** Source data **
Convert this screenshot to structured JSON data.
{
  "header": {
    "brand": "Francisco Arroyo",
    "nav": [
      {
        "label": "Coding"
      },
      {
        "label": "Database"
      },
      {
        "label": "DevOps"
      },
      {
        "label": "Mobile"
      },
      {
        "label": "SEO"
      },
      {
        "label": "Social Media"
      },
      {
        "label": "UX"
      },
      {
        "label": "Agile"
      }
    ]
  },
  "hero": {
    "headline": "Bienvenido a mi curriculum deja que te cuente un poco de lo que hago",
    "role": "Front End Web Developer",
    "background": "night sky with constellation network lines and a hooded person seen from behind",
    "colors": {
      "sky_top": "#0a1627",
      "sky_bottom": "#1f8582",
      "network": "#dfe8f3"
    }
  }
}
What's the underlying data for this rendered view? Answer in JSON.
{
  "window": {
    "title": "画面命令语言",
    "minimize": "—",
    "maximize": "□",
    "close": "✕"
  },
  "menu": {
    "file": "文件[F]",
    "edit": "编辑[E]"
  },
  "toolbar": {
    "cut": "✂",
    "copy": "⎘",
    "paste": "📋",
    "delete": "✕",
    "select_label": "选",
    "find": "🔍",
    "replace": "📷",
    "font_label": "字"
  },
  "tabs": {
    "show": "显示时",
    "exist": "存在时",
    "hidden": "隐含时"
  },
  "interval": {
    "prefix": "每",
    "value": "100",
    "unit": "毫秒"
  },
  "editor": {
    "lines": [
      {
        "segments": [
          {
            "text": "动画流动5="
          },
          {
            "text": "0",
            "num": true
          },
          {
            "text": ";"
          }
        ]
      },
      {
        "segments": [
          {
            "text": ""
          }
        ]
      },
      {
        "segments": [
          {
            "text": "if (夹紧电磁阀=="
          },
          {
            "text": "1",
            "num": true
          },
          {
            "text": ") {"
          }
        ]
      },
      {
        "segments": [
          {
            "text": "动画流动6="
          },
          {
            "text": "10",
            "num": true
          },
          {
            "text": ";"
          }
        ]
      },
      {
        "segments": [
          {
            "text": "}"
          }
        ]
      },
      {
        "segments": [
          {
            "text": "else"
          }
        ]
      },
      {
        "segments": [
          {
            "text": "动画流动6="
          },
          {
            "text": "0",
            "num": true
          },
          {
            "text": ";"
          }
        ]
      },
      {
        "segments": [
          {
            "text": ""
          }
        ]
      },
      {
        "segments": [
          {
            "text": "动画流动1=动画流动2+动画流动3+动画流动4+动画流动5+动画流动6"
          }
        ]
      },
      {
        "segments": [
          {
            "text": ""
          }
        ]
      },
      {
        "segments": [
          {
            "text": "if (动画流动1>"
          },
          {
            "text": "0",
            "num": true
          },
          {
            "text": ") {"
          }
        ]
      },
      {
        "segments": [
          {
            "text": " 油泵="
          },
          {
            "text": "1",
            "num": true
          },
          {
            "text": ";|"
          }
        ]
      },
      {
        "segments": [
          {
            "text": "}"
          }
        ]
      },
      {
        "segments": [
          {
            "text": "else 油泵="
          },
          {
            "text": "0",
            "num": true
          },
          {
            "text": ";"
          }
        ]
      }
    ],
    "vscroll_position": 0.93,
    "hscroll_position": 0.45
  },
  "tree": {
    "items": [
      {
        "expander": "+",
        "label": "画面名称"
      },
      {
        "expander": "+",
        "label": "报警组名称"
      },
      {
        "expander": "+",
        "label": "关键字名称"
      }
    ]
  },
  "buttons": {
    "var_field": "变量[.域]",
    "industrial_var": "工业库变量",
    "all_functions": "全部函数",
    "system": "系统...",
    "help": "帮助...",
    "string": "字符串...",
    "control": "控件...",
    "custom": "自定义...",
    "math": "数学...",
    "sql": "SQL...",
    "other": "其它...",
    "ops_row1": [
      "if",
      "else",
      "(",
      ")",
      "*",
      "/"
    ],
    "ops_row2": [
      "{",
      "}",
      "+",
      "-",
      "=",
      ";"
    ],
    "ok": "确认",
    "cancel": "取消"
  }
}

** Prompt **
Scan the listing above and identify each line holding the string "lines"; copy every such line.

** Response below **
    "background": "night sky with constellation network lines and a hooded person seen from behind",
    "lines": [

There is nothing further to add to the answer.